§ Exercise instructions: Return all of the data exactly as given.

§ Task material:
#####

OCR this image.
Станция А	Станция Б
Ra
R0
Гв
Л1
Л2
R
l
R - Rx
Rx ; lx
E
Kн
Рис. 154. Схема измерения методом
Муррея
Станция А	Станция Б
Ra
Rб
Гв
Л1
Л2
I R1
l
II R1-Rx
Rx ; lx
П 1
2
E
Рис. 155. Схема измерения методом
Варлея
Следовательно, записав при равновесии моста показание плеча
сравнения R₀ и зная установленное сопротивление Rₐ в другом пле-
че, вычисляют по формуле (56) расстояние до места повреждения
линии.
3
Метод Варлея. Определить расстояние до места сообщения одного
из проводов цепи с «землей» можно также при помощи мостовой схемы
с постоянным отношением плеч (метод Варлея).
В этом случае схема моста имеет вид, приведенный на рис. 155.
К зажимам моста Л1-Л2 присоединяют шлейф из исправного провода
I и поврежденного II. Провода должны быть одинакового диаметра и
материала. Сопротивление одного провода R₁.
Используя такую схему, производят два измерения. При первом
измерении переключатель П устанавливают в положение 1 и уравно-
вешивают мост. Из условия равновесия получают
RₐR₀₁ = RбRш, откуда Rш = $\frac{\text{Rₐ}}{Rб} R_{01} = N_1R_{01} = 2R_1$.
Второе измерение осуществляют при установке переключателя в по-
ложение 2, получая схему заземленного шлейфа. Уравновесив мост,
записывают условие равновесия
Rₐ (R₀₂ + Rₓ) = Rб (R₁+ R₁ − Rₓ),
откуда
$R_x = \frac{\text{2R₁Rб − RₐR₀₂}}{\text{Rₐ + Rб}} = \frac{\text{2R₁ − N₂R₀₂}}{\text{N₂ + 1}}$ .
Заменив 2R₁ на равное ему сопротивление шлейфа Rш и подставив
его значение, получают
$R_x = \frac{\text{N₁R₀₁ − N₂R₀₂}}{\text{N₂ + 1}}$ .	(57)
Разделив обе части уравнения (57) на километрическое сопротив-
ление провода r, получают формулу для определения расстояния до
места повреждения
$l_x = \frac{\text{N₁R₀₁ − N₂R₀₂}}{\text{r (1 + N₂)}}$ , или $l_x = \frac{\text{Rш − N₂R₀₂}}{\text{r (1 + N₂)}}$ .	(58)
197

#####

§ Finished answer:
OCR this image.
Станция А	Станция Б
Ra
R0
Гв
Л1
Л2
R
l
R - Rx
Rx ; lx
E
Kн
Рис. 154. Схема измерения методом
Муррея
Станция А	Станция Б
Ra
Rб
Гв
Л1
Л2
I R1
l
II R1-Rx
Rx ; lx
П 1
2
E
Рис. 155. Схема измерения методом
Варлея
Следовательно, записав при равновесии моста показание плеча
сравнения R₀ и зная установленное сопротивление Rₐ в другом пле-
че, вычисляют по формуле (56) расстояние до места повреждения
линии.
3
Метод Варлея. Определить расстояние до места сообщения одного
из проводов цепи с «землей» можно также при помощи мостовой схемы
с постоянным отношением плеч (метод Варлея).
В этом случае схема моста имеет вид, приведенный на рис. 155.
К зажимам моста Л1-Л2 присоединяют шлейф из исправного провода
I и поврежденного II. Провода должны быть одинакового диаметра и
материала. Сопротивление одного провода R₁.
Используя такую схему, производят два измерения. При первом
измерении переключатель П устанавливают в положение 1 и уравно-
вешивают мост. Из условия равновесия получают
RₐR₀₁ = RбRш, откуда Rш = $\frac{\text{Rₐ}}{Rб} R_{01} = N_1R_{01} = 2R_1$.
Второе измерение осуществляют при установке переключателя в по-
ложение 2, получая схему заземленного шлейфа. Уравновесив мост,
записывают условие равновесия
Rₐ (R₀₂ + Rₓ) = Rб (R₁+ R₁ − Rₓ),
откуда
$R_x = \frac{\text{2R₁Rб − RₐR₀₂}}{\text{Rₐ + Rб}} = \frac{\text{2R₁ − N₂R₀₂}}{\text{N₂ + 1}}$ .
Заменив 2R₁ на равное ему сопротивление шлейфа Rш и подставив
его значение, получают
$R_x = \frac{\text{N₁R₀₁ − N₂R₀₂}}{\text{N₂ + 1}}$ .	(57)
Разделив обе части уравнения (57) на километрическое сопротив-
ление провода r, получают формулу для определения расстояния до
места повреждения
$l_x = \frac{\text{N₁R₀₁ − N₂R₀₂}}{\text{r (1 + N₂)}}$ , или $l_x = \frac{\text{Rш − N₂R₀₂}}{\text{r (1 + N₂)}}$ .	(58)
197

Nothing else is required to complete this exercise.